What to work on →
Please repeat the records from the start through the line containing "fact-item: 22. Besides, our", with both ends included, substituting "ice houses" for "igloos" and keeping everything else unchanged.

Supplied entries →
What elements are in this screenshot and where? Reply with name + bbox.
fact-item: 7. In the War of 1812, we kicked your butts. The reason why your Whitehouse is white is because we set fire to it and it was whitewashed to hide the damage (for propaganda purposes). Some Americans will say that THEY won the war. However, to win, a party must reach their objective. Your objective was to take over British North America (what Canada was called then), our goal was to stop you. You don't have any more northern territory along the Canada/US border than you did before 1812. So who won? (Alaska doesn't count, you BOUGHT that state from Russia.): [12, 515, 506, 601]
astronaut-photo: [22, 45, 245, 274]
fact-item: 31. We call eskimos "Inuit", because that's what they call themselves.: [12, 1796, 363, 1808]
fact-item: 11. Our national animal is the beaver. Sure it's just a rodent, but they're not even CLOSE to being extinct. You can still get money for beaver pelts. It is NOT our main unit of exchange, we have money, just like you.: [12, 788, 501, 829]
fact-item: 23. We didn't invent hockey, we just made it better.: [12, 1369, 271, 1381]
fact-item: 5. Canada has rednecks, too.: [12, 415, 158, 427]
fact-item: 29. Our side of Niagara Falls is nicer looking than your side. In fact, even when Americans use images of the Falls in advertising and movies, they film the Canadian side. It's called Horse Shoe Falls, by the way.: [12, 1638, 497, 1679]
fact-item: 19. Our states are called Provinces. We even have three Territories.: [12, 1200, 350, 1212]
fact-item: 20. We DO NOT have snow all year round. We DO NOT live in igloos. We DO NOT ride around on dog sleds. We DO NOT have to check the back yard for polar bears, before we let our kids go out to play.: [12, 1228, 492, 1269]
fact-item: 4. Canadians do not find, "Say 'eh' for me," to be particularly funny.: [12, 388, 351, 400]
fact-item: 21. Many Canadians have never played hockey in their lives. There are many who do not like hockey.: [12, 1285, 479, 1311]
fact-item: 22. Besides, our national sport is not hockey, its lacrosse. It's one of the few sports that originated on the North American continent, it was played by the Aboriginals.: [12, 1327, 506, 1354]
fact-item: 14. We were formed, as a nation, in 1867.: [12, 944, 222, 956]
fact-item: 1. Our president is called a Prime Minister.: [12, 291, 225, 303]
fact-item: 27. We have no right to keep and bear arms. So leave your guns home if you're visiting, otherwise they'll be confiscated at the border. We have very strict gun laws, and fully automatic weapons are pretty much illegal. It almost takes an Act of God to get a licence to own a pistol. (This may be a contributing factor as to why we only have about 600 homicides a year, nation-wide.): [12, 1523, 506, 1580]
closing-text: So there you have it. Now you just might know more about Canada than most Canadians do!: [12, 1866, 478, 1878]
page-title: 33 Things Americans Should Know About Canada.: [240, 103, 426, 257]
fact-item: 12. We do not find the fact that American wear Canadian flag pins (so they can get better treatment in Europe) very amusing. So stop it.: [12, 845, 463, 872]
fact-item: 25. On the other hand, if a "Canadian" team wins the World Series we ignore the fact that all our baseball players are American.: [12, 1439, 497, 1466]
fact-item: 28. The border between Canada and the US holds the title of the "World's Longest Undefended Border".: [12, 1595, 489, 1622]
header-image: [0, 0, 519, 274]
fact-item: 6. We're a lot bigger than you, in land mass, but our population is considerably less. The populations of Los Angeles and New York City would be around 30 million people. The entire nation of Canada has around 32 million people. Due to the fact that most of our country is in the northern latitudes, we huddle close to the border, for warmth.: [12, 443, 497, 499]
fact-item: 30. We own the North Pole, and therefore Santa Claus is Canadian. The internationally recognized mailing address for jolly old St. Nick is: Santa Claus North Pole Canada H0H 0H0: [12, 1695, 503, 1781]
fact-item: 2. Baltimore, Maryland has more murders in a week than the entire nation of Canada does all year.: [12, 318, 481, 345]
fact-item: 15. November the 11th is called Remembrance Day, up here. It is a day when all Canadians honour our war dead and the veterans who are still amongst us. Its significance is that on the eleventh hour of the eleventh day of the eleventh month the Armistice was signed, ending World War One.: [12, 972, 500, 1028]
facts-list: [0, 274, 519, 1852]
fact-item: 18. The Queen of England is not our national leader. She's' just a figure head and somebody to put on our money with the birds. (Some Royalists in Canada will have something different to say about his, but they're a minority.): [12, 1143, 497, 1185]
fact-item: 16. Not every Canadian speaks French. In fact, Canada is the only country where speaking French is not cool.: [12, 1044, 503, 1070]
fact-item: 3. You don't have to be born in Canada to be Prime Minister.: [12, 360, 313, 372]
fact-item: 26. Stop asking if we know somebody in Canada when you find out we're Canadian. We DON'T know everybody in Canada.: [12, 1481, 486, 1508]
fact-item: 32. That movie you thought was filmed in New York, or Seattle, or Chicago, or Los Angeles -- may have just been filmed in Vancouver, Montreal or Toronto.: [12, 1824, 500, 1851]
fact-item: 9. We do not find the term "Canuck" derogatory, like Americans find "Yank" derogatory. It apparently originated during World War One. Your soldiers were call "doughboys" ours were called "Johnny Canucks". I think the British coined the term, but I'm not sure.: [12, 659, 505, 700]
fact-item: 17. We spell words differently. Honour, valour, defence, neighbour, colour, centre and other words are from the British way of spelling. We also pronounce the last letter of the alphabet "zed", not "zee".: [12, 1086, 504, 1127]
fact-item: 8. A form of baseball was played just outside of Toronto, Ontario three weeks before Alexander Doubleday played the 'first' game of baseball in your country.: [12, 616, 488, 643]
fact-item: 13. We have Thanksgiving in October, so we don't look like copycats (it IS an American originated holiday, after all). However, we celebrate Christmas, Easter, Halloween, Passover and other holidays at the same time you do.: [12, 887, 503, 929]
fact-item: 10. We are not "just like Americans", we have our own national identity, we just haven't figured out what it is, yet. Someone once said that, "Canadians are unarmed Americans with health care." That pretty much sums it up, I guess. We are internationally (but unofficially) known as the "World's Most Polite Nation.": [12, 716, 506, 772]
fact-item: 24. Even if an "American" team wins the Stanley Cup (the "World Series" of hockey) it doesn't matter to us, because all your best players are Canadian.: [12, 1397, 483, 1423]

Task result →
What elements are in this screenshot and where? Reply with name + bbox.
fact-item: 7. In the War of 1812, we kicked your butts. The reason why your Whitehouse is white is because we set fire to it and it was whitewashed to hide the damage (for propaganda purposes). Some Americans will say that THEY won the war. However, to win, a party must reach their objective. Your objective was to take over British North America (what Canada was called then), our goal was to stop you. You don't have any more northern territory along the Canada/US border than you did before 1812. So who won? (Alaska doesn't count, you BOUGHT that state from Russia.): [12, 515, 506, 601]
astronaut-photo: [22, 45, 245, 274]
fact-item: 31. We call eskimos "Inuit", because that's what they call themselves.: [12, 1796, 363, 1808]
fact-item: 11. Our national animal is the beaver. Sure it's just a rodent, but they're not even CLOSE to being extinct. You can still get money for beaver pelts. It is NOT our main unit of exchange, we have money, just like you.: [12, 788, 501, 829]
fact-item: 23. We didn't invent hockey, we just made it better.: [12, 1369, 271, 1381]
fact-item: 5. Canada has rednecks, too.: [12, 415, 158, 427]
fact-item: 29. Our side of Niagara Falls is nicer looking than your side. In fact, even when Americans use images of the Falls in advertising and movies, they film the Canadian side. It's called Horse Shoe Falls, by the way.: [12, 1638, 497, 1679]
fact-item: 19. Our states are called Provinces. We even have three Territories.: [12, 1200, 350, 1212]
fact-item: 20. We DO NOT have snow all year round. We DO NOT live in ice houses. We DO NOT ride around on dog sleds. We DO NOT have to check the back yard for polar bears, before we let our kids go out to play.: [12, 1228, 492, 1269]
fact-item: 4. Canadians do not find, "Say 'eh' for me," to be particularly funny.: [12, 388, 351, 400]
fact-item: 21. Many Canadians have never played hockey in their lives. There are many who do not like hockey.: [12, 1285, 479, 1311]
fact-item: 22. Besides, our national sport is not hockey, its lacrosse. It's one of the few sports that originated on the North American continent, it was played by the Aboriginals.: [12, 1327, 506, 1354]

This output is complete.